__Supplied material__

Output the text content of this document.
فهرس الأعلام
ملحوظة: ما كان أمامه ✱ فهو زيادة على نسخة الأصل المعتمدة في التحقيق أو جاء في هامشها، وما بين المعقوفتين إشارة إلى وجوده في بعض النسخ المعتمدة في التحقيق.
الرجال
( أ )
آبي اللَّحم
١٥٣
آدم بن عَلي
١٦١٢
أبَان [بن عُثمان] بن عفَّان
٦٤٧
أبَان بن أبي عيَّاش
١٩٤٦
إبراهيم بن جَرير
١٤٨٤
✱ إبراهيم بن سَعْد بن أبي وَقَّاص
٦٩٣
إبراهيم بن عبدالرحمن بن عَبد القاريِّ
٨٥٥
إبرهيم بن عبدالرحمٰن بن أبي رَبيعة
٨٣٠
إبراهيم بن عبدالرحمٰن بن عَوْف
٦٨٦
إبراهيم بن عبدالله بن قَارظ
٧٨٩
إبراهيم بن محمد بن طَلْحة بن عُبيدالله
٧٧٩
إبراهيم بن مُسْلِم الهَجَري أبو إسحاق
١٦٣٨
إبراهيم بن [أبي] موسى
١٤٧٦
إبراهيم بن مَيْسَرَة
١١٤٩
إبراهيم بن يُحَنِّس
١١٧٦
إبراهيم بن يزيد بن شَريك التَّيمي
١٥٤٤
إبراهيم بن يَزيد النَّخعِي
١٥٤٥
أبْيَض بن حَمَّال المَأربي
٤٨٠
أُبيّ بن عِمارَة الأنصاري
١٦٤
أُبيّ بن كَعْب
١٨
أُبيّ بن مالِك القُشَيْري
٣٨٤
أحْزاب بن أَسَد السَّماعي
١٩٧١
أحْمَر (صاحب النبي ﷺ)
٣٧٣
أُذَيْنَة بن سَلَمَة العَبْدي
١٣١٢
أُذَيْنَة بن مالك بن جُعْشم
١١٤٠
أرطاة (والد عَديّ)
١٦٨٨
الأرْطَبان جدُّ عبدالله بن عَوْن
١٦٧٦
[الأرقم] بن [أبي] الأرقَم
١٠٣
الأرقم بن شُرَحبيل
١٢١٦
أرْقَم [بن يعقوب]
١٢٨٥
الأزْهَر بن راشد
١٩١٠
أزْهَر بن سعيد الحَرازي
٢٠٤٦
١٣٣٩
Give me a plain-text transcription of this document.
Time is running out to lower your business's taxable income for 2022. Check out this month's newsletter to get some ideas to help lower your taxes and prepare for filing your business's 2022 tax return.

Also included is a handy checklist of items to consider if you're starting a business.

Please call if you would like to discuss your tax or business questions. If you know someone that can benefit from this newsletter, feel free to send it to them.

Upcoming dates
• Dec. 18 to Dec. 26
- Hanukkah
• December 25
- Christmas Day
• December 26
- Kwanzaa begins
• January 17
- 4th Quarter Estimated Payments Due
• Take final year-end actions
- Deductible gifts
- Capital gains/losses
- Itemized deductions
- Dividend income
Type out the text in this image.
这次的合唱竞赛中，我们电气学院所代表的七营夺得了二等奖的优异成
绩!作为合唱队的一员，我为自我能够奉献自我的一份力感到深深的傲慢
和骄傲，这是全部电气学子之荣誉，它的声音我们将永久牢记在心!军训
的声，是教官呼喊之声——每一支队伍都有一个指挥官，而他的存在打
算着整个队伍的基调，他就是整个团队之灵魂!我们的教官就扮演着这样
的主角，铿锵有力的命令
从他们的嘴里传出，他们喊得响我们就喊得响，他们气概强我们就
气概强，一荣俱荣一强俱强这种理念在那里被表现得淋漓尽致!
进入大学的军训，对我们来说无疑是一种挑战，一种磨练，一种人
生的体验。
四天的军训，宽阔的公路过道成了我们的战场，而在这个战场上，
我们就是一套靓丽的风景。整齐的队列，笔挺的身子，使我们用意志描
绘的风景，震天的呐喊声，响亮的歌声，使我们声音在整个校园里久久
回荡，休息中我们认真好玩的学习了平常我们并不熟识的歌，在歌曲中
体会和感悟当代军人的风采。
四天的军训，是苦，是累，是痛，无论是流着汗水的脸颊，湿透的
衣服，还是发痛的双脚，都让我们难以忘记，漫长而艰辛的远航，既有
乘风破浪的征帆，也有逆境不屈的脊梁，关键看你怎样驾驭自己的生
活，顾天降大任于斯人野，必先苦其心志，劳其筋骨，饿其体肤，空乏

__What the exercise asks__
Using the listing above, work out how many of its lines include "الأرقم", and give only the result.

__The completed task__
2